═══ Material ═══
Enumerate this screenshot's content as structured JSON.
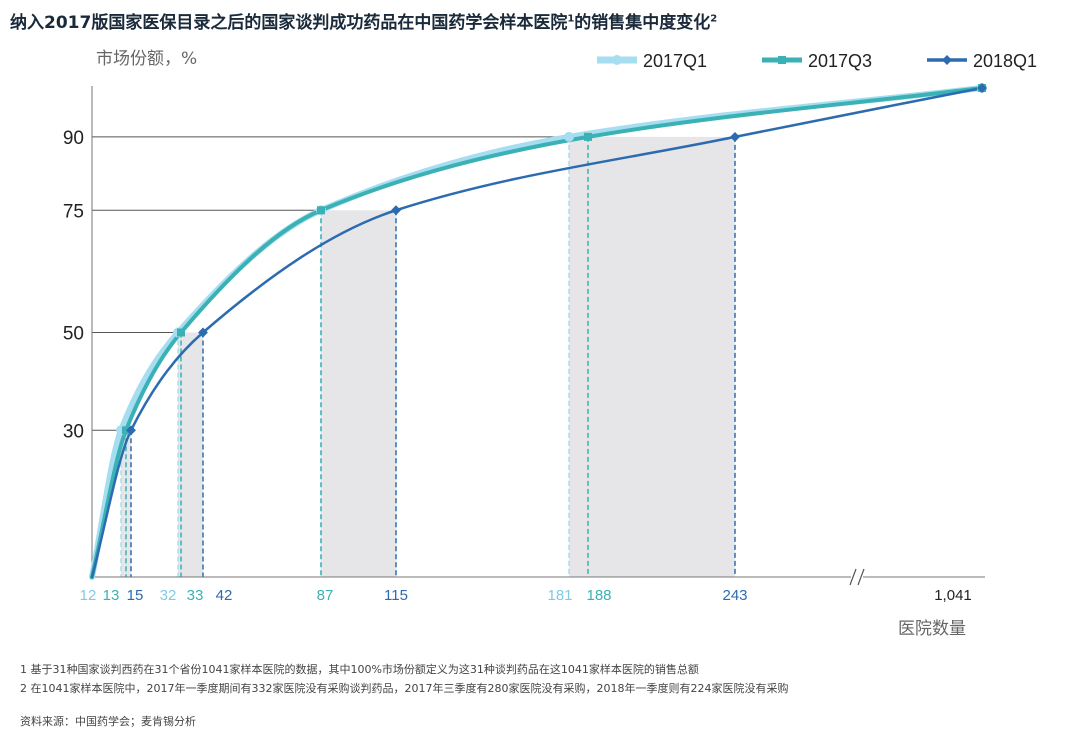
{
  "title": "纳入2017版国家医保目录之后的国家谈判成功药品在中国药学会样本医院",
  "title_sup1": "1",
  "title_tail": "的销售集中度变化",
  "title_sup2": "2",
  "footnotes": [
    "1 基于31种国家谈判西药在31个省份1041家样本医院的数据，其中100%市场份额定义为这31种谈判药品在这1041家样本医院的销售总额",
    "2 在1041家样本医院中，2017年一季度期间有332家医院没有采购谈判药品，2017年三季度有280家医院没有采购，2018年一季度则有224家医院没有采购"
  ],
  "source": "资料来源：中国药学会；麦肯锡分析",
  "chart_data": {
    "type": "line",
    "ylabel": "市场份额，%",
    "xlabel": "医院数量",
    "y_ticks": [
      "30",
      "50",
      "75",
      "90"
    ],
    "x_axis_break": true,
    "legend_position": "top-right",
    "series": [
      {
        "name": "2017Q1",
        "color": "#a6ddf0",
        "x": [
          0,
          12,
          32,
          87,
          181,
          1041
        ],
        "y": [
          0,
          30,
          50,
          75,
          90,
          100
        ],
        "markers": [
          "12",
          "32",
          "87",
          "181"
        ]
      },
      {
        "name": "2017Q3",
        "color": "#3ab1b5",
        "x": [
          0,
          13,
          33,
          87,
          188,
          1041
        ],
        "y": [
          0,
          30,
          50,
          75,
          90,
          100
        ],
        "markers": [
          "13",
          "33",
          "87",
          "188"
        ]
      },
      {
        "name": "2018Q1",
        "color": "#2c6bb0",
        "x": [
          0,
          15,
          42,
          115,
          243,
          1041
        ],
        "y": [
          0,
          30,
          50,
          75,
          90,
          100
        ],
        "markers": [
          "15",
          "42",
          "115",
          "243"
        ]
      }
    ],
    "x_labels": [
      {
        "text": "12",
        "color": "#7fcbe6"
      },
      {
        "text": "13",
        "color": "#3ab1b5"
      },
      {
        "text": "15",
        "color": "#2c6bb0"
      },
      {
        "text": "32",
        "color": "#7fcbe6"
      },
      {
        "text": "33",
        "color": "#3ab1b5"
      },
      {
        "text": "42",
        "color": "#2c6bb0"
      },
      {
        "text": "87",
        "color": "#3ab1b5"
      },
      {
        "text": "115",
        "color": "#2c6bb0"
      },
      {
        "text": "181",
        "color": "#7fcbe6"
      },
      {
        "text": "188",
        "color": "#3ab1b5"
      },
      {
        "text": "243",
        "color": "#2c6bb0"
      },
      {
        "text": "1,041",
        "color": "#222222"
      }
    ]
  }
}
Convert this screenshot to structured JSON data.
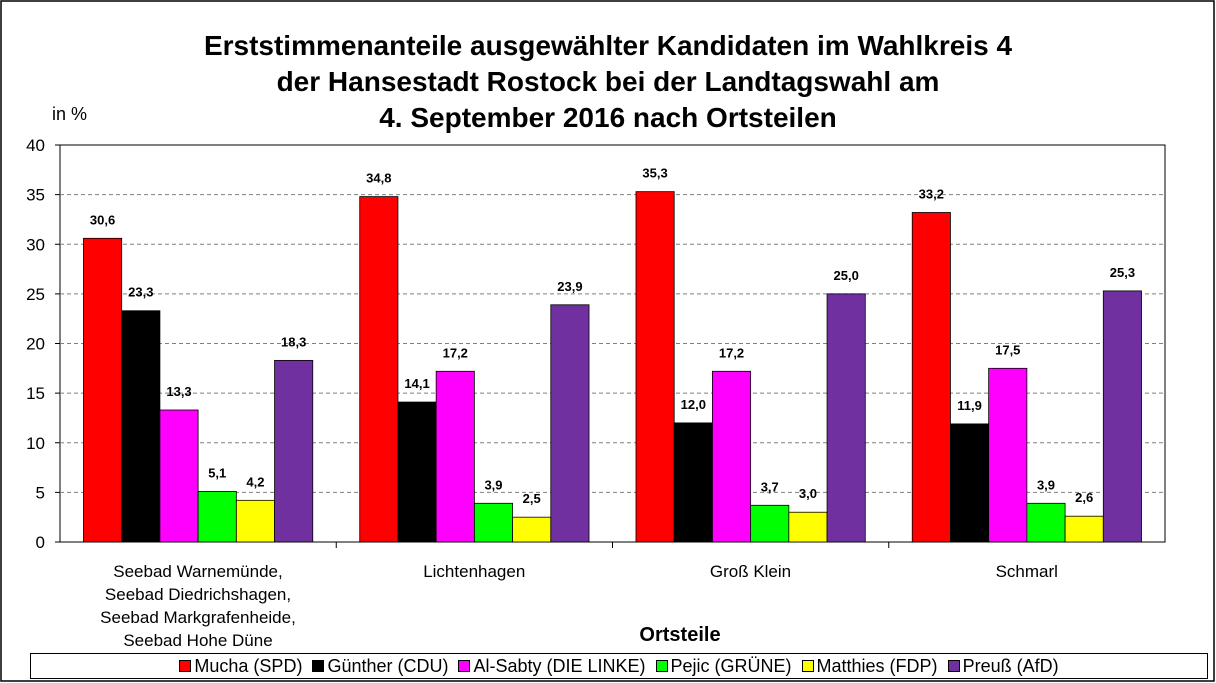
{
  "chart_data": {
    "type": "bar",
    "title": "Erststimmenanteile ausgewählter Kandidaten im Wahlkreis 4\nder Hansestadt Rostock bei der Landtagswahl am\n4. September 2016 nach Ortsteilen",
    "y_label": "in %",
    "x_label": "Ortsteile",
    "categories": [
      "Seebad Warnemünde,\nSeebad Diedrichshagen,\nSeebad Markgrafenheide,\nSeebad Hohe Düne",
      "Lichtenhagen",
      "Groß Klein",
      "Schmarl"
    ],
    "series": [
      {
        "name": "Mucha (SPD)",
        "color": "#ff0000",
        "values": [
          30.6,
          34.8,
          35.3,
          33.2
        ],
        "value_labels": [
          "30,6",
          "34,8",
          "35,3",
          "33,2"
        ]
      },
      {
        "name": "Günther (CDU)",
        "color": "#000000",
        "values": [
          23.3,
          14.1,
          12.0,
          11.9
        ],
        "value_labels": [
          "23,3",
          "14,1",
          "12,0",
          "11,9"
        ]
      },
      {
        "name": "Al-Sabty (DIE LINKE)",
        "color": "#ff00ff",
        "values": [
          13.3,
          17.2,
          17.2,
          17.5
        ],
        "value_labels": [
          "13,3",
          "17,2",
          "17,2",
          "17,5"
        ]
      },
      {
        "name": "Pejic (GRÜNE)",
        "color": "#00ff00",
        "values": [
          5.1,
          3.9,
          3.7,
          3.9
        ],
        "value_labels": [
          "5,1",
          "3,9",
          "3,7",
          "3,9"
        ]
      },
      {
        "name": "Matthies (FDP)",
        "color": "#ffff00",
        "values": [
          4.2,
          2.5,
          3.0,
          2.6
        ],
        "value_labels": [
          "4,2",
          "2,5",
          "3,0",
          "2,6"
        ]
      },
      {
        "name": "Preuß (AfD)",
        "color": "#7030a0",
        "values": [
          18.3,
          23.9,
          25.0,
          25.3
        ],
        "value_labels": [
          "18,3",
          "23,9",
          "25,0",
          "25,3"
        ]
      }
    ],
    "ylim": [
      0,
      40
    ],
    "yticks": [
      0,
      5,
      10,
      15,
      20,
      25,
      30,
      35,
      40
    ],
    "grid": true,
    "legend": "bottom"
  }
}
═══
### What you will do:
Write out the listing above exactly as it stands, pictures excluded.

### Written reply:
Enumerate this screenshot's content as structured JSON.
{
  "title": "纳入2017版国家医保目录之后的国家谈判成功药品在中国药学会样本医院",
  "title_sup1": "1",
  "title_tail": "的销售集中度变化",
  "title_sup2": "2",
  "footnotes": [
    "1 基于31种国家谈判西药在31个省份1041家样本医院的数据，其中100%市场份额定义为这31种谈判药品在这1041家样本医院的销售总额",
    "2 在1041家样本医院中，2017年一季度期间有332家医院没有采购谈判药品，2017年三季度有280家医院没有采购，2018年一季度则有224家医院没有采购"
  ],
  "source": "资料来源：中国药学会；麦肯锡分析",
  "chart_data": {
    "type": "line",
    "ylabel": "市场份额，%",
    "xlabel": "医院数量",
    "y_ticks": [
      "30",
      "50",
      "75",
      "90"
    ],
    "x_axis_break": true,
    "legend_position": "top-right",
    "series": [
      {
        "name": "2017Q1",
        "color": "#a6ddf0",
        "x": [
          0,
          12,
          32,
          87,
          181,
          1041
        ],
        "y": [
          0,
          30,
          50,
          75,
          90,
          100
        ],
        "markers": [
          "12",
          "32",
          "87",
          "181"
        ]
      },
      {
        "name": "2017Q3",
        "color": "#3ab1b5",
        "x": [
          0,
          13,
          33,
          87,
          188,
          1041
        ],
        "y": [
          0,
          30,
          50,
          75,
          90,
          100
        ],
        "markers": [
          "13",
          "33",
          "87",
          "188"
        ]
      },
      {
        "name": "2018Q1",
        "color": "#2c6bb0",
        "x": [
          0,
          15,
          42,
          115,
          243,
          1041
        ],
        "y": [
          0,
          30,
          50,
          75,
          90,
          100
        ],
        "markers": [
          "15",
          "42",
          "115",
          "243"
        ]
      }
    ],
    "x_labels": [
      {
        "text": "12",
        "color": "#7fcbe6"
      },
      {
        "text": "13",
        "color": "#3ab1b5"
      },
      {
        "text": "15",
        "color": "#2c6bb0"
      },
      {
        "text": "32",
        "color": "#7fcbe6"
      },
      {
        "text": "33",
        "color": "#3ab1b5"
      },
      {
        "text": "42",
        "color": "#2c6bb0"
      },
      {
        "text": "87",
        "color": "#3ab1b5"
      },
      {
        "text": "115",
        "color": "#2c6bb0"
      },
      {
        "text": "181",
        "color": "#7fcbe6"
      },
      {
        "text": "188",
        "color": "#3ab1b5"
      },
      {
        "text": "243",
        "color": "#2c6bb0"
      },
      {
        "text": "1,041",
        "color": "#222222"
      }
    ]
  }
}
Convert this screenshot to structured JSON data.
{
  "chart_data": {
    "type": "bar",
    "title": "Erststimmenanteile ausgewählter Kandidaten im Wahlkreis 4\nder Hansestadt Rostock bei der Landtagswahl am\n4. September 2016 nach Ortsteilen",
    "y_label": "in %",
    "x_label": "Ortsteile",
    "categories": [
      "Seebad Warnemünde,\nSeebad Diedrichshagen,\nSeebad Markgrafenheide,\nSeebad Hohe Düne",
      "Lichtenhagen",
      "Groß Klein",
      "Schmarl"
    ],
    "series": [
      {
        "name": "Mucha (SPD)",
        "color": "#ff0000",
        "values": [
          30.6,
          34.8,
          35.3,
          33.2
        ],
        "value_labels": [
          "30,6",
          "34,8",
          "35,3",
          "33,2"
        ]
      },
      {
        "name": "Günther (CDU)",
        "color": "#000000",
        "values": [
          23.3,
          14.1,
          12.0,
          11.9
        ],
        "value_labels": [
          "23,3",
          "14,1",
          "12,0",
          "11,9"
        ]
      },
      {
        "name": "Al-Sabty (DIE LINKE)",
        "color": "#ff00ff",
        "values": [
          13.3,
          17.2,
          17.2,
          17.5
        ],
        "value_labels": [
          "13,3",
          "17,2",
          "17,2",
          "17,5"
        ]
      },
      {
        "name": "Pejic (GRÜNE)",
        "color": "#00ff00",
        "values": [
          5.1,
          3.9,
          3.7,
          3.9
        ],
        "value_labels": [
          "5,1",
          "3,9",
          "3,7",
          "3,9"
        ]
      },
      {
        "name": "Matthies (FDP)",
        "color": "#ffff00",
        "values": [
          4.2,
          2.5,
          3.0,
          2.6
        ],
        "value_labels": [
          "4,2",
          "2,5",
          "3,0",
          "2,6"
        ]
      },
      {
        "name": "Preuß (AfD)",
        "color": "#7030a0",
        "values": [
          18.3,
          23.9,
          25.0,
          25.3
        ],
        "value_labels": [
          "18,3",
          "23,9",
          "25,0",
          "25,3"
        ]
      }
    ],
    "ylim": [
      0,
      40
    ],
    "yticks": [
      0,
      5,
      10,
      15,
      20,
      25,
      30,
      35,
      40
    ],
    "grid": true,
    "legend": "bottom"
  }
}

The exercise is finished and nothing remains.